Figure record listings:
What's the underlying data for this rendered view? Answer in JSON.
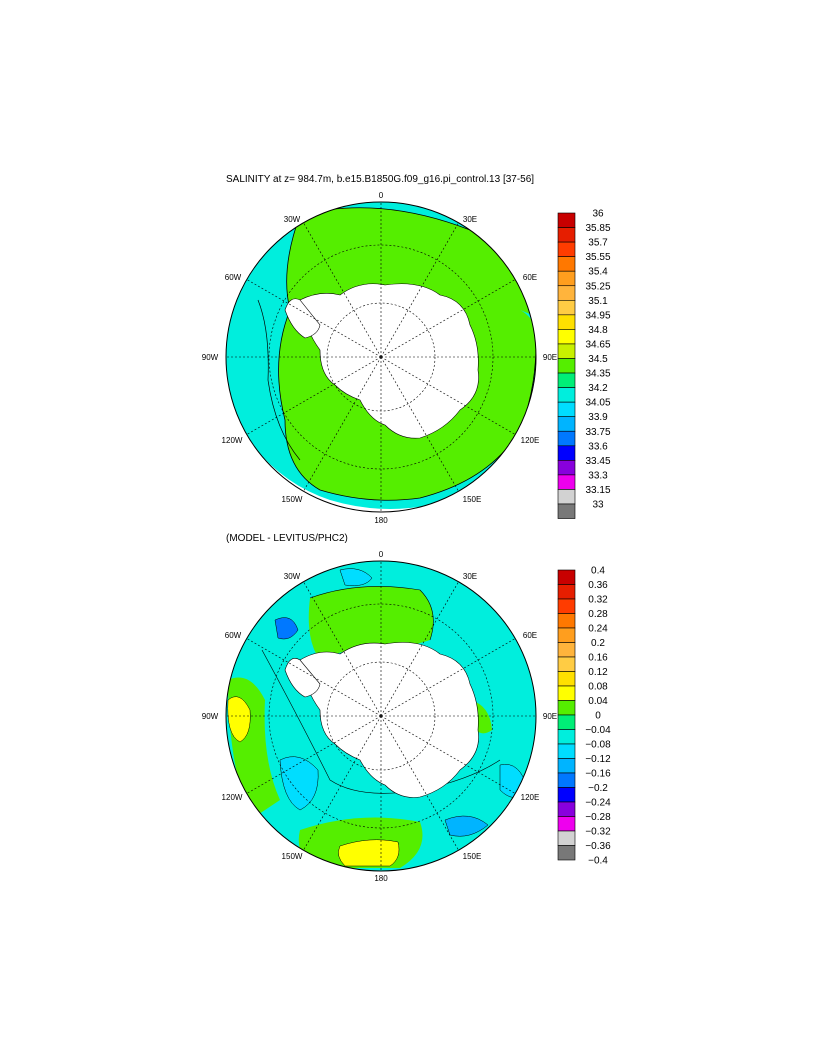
{
  "panels": [
    {
      "id": "top",
      "title": "SALINITY at z= 984.7m, b.e15.B1850G.f09_g16.pi_control.13 [37-56]",
      "lon_labels": [
        "0",
        "30E",
        "60E",
        "90E",
        "120E",
        "150E",
        "180",
        "150W",
        "120W",
        "90W",
        "60W",
        "30W"
      ],
      "colorbar": {
        "levels": [
          "36",
          "35.85",
          "35.7",
          "35.55",
          "35.4",
          "35.25",
          "35.1",
          "34.95",
          "34.8",
          "34.65",
          "34.5",
          "34.35",
          "34.2",
          "34.05",
          "33.9",
          "33.75",
          "33.6",
          "33.45",
          "33.3",
          "33.15",
          "33"
        ],
        "colors": [
          "#c80000",
          "#e61e00",
          "#ff3c00",
          "#ff7800",
          "#ff9e1e",
          "#ffb43c",
          "#ffcc44",
          "#ffe000",
          "#ffff00",
          "#c8f000",
          "#55ee00",
          "#00ee77",
          "#00eedd",
          "#00ddff",
          "#00b4ff",
          "#0078ff",
          "#0000ff",
          "#8800dd",
          "#ee00ee",
          "#d2d2d2",
          "#787878"
        ]
      }
    },
    {
      "id": "bottom",
      "title": "(MODEL - LEVITUS/PHC2)",
      "lon_labels": [
        "0",
        "30E",
        "60E",
        "90E",
        "120E",
        "150E",
        "180",
        "150W",
        "120W",
        "90W",
        "60W",
        "30W"
      ],
      "colorbar": {
        "levels": [
          "0.4",
          "0.36",
          "0.32",
          "0.28",
          "0.24",
          "0.2",
          "0.16",
          "0.12",
          "0.08",
          "0.04",
          "0",
          "−0.04",
          "−0.08",
          "−0.12",
          "−0.16",
          "−0.2",
          "−0.24",
          "−0.28",
          "−0.32",
          "−0.36",
          "−0.4"
        ],
        "colors": [
          "#c80000",
          "#e61e00",
          "#ff3c00",
          "#ff7800",
          "#ff9e1e",
          "#ffb43c",
          "#ffcc44",
          "#ffe000",
          "#ffff00",
          "#55ee00",
          "#00ee77",
          "#00eedd",
          "#00ddff",
          "#00b4ff",
          "#0078ff",
          "#0000ff",
          "#8800dd",
          "#ee00ee",
          "#d2d2d2",
          "#787878"
        ]
      }
    }
  ],
  "colors": {
    "salinity_green": "#55ee00",
    "salinity_cyan": "#00eedd",
    "diff_cyan": "#00eedd",
    "diff_light_cyan": "#00ddff",
    "diff_green": "#55ee00",
    "diff_yellow": "#ffff00",
    "land": "#ffffff"
  }
}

TASK DIRECTIONS => Omit the pictures and restate the rest of the records verbatim.

TASK OUTPUT =>
What's the underlying data for this rendered view? Answer in JSON.
{
  "panels": [
    {
      "id": "top",
      "title": "SALINITY at z= 984.7m, b.e15.B1850G.f09_g16.pi_control.13 [37-56]",
      "lon_labels": [
        "0",
        "30E",
        "60E",
        "90E",
        "120E",
        "150E",
        "180",
        "150W",
        "120W",
        "90W",
        "60W",
        "30W"
      ],
      "colorbar": {
        "levels": [
          "36",
          "35.85",
          "35.7",
          "35.55",
          "35.4",
          "35.25",
          "35.1",
          "34.95",
          "34.8",
          "34.65",
          "34.5",
          "34.35",
          "34.2",
          "34.05",
          "33.9",
          "33.75",
          "33.6",
          "33.45",
          "33.3",
          "33.15",
          "33"
        ],
        "colors": [
          "#c80000",
          "#e61e00",
          "#ff3c00",
          "#ff7800",
          "#ff9e1e",
          "#ffb43c",
          "#ffcc44",
          "#ffe000",
          "#ffff00",
          "#c8f000",
          "#55ee00",
          "#00ee77",
          "#00eedd",
          "#00ddff",
          "#00b4ff",
          "#0078ff",
          "#0000ff",
          "#8800dd",
          "#ee00ee",
          "#d2d2d2",
          "#787878"
        ]
      }
    },
    {
      "id": "bottom",
      "title": "(MODEL - LEVITUS/PHC2)",
      "lon_labels": [
        "0",
        "30E",
        "60E",
        "90E",
        "120E",
        "150E",
        "180",
        "150W",
        "120W",
        "90W",
        "60W",
        "30W"
      ],
      "colorbar": {
        "levels": [
          "0.4",
          "0.36",
          "0.32",
          "0.28",
          "0.24",
          "0.2",
          "0.16",
          "0.12",
          "0.08",
          "0.04",
          "0",
          "−0.04",
          "−0.08",
          "−0.12",
          "−0.16",
          "−0.2",
          "−0.24",
          "−0.28",
          "−0.32",
          "−0.36",
          "−0.4"
        ],
        "colors": [
          "#c80000",
          "#e61e00",
          "#ff3c00",
          "#ff7800",
          "#ff9e1e",
          "#ffb43c",
          "#ffcc44",
          "#ffe000",
          "#ffff00",
          "#55ee00",
          "#00ee77",
          "#00eedd",
          "#00ddff",
          "#00b4ff",
          "#0078ff",
          "#0000ff",
          "#8800dd",
          "#ee00ee",
          "#d2d2d2",
          "#787878"
        ]
      }
    }
  ],
  "colors": {
    "salinity_green": "#55ee00",
    "salinity_cyan": "#00eedd",
    "diff_cyan": "#00eedd",
    "diff_light_cyan": "#00ddff",
    "diff_green": "#55ee00",
    "diff_yellow": "#ffff00",
    "land": "#ffffff"
  }
}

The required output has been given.